Written problem: Reproduce the whole listing, character for character.

%%

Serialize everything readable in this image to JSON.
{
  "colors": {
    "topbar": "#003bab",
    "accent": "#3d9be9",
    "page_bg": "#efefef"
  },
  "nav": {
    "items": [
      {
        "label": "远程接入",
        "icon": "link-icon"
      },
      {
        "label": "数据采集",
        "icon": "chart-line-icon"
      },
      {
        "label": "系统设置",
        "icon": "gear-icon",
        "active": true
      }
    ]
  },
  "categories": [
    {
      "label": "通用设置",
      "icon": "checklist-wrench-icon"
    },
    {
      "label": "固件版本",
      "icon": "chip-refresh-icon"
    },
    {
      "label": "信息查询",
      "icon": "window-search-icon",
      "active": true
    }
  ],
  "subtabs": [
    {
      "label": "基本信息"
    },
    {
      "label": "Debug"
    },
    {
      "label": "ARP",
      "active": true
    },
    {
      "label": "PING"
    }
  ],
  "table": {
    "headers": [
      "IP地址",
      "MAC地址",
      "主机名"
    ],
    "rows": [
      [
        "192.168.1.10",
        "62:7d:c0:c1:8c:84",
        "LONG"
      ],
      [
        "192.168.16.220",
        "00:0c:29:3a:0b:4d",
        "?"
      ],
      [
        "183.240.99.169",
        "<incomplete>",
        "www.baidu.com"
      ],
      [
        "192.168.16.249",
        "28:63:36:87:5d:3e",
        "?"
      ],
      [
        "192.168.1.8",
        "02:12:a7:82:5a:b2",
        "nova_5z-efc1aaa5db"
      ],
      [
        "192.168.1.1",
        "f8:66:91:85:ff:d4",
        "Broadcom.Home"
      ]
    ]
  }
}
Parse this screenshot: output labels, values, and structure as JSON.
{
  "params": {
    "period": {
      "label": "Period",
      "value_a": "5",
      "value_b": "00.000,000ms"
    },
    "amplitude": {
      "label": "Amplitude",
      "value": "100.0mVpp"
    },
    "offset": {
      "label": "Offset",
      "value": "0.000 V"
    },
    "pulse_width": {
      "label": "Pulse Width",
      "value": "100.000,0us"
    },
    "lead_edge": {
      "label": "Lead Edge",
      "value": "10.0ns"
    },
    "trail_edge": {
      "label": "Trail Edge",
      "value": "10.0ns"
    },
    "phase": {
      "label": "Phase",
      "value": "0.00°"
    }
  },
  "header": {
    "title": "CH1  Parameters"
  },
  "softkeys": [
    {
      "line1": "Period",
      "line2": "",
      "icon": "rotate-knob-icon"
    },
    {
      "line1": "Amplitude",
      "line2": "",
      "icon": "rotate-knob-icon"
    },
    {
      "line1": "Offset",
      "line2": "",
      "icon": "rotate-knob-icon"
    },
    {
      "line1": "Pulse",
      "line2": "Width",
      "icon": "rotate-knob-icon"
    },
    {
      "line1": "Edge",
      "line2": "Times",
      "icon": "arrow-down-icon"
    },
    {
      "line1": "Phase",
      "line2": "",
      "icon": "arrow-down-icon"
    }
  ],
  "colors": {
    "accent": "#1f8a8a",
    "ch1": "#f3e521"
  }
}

%%

Response to the task:
Serialize everything readable in this image to JSON.
{
  "colors": {
    "topbar": "#003bab",
    "accent": "#3d9be9",
    "page_bg": "#efefef"
  },
  "nav": {
    "items": [
      {
        "label": "远程接入",
        "icon": "link-icon"
      },
      {
        "label": "数据采集",
        "icon": "chart-line-icon"
      },
      {
        "label": "系统设置",
        "icon": "gear-icon",
        "active": true
      }
    ]
  },
  "categories": [
    {
      "label": "通用设置",
      "icon": "checklist-wrench-icon"
    },
    {
      "label": "固件版本",
      "icon": "chip-refresh-icon"
    },
    {
      "label": "信息查询",
      "icon": "window-search-icon",
      "active": true
    }
  ],
  "subtabs": [
    {
      "label": "基本信息"
    },
    {
      "label": "Debug"
    },
    {
      "label": "ARP",
      "active": true
    },
    {
      "label": "PING"
    }
  ],
  "table": {
    "headers": [
      "IP地址",
      "MAC地址",
      "主机名"
    ],
    "rows": [
      [
        "192.168.1.10",
        "62:7d:c0:c1:8c:84",
        "LONG"
      ],
      [
        "192.168.16.220",
        "00:0c:29:3a:0b:4d",
        "?"
      ],
      [
        "183.240.99.169",
        "<incomplete>",
        "www.baidu.com"
      ],
      [
        "192.168.16.249",
        "28:63:36:87:5d:3e",
        "?"
      ],
      [
        "192.168.1.8",
        "02:12:a7:82:5a:b2",
        "nova_5z-efc1aaa5db"
      ],
      [
        "192.168.1.1",
        "f8:66:91:85:ff:d4",
        "Broadcom.Home"
      ]
    ]
  }
}
Parse this screenshot: output labels, values, and structure as JSON.
{
  "params": {
    "period": {
      "label": "Period",
      "value_a": "5",
      "value_b": "00.000,000ms"
    },
    "amplitude": {
      "label": "Amplitude",
      "value": "100.0mVpp"
    },
    "offset": {
      "label": "Offset",
      "value": "0.000 V"
    },
    "pulse_width": {
      "label": "Pulse Width",
      "value": "100.000,0us"
    },
    "lead_edge": {
      "label": "Lead Edge",
      "value": "10.0ns"
    },
    "trail_edge": {
      "label": "Trail Edge",
      "value": "10.0ns"
    },
    "phase": {
      "label": "Phase",
      "value": "0.00°"
    }
  },
  "header": {
    "title": "CH1  Parameters"
  },
  "softkeys": [
    {
      "line1": "Period",
      "line2": "",
      "icon": "rotate-knob-icon"
    },
    {
      "line1": "Amplitude",
      "line2": "",
      "icon": "rotate-knob-icon"
    },
    {
      "line1": "Offset",
      "line2": "",
      "icon": "rotate-knob-icon"
    },
    {
      "line1": "Pulse",
      "line2": "Width",
      "icon": "rotate-knob-icon"
    },
    {
      "line1": "Edge",
      "line2": "Times",
      "icon": "arrow-down-icon"
    },
    {
      "line1": "Phase",
      "line2": "",
      "icon": "arrow-down-icon"
    }
  ],
  "colors": {
    "accent": "#1f8a8a",
    "ch1": "#f3e521"
  }
}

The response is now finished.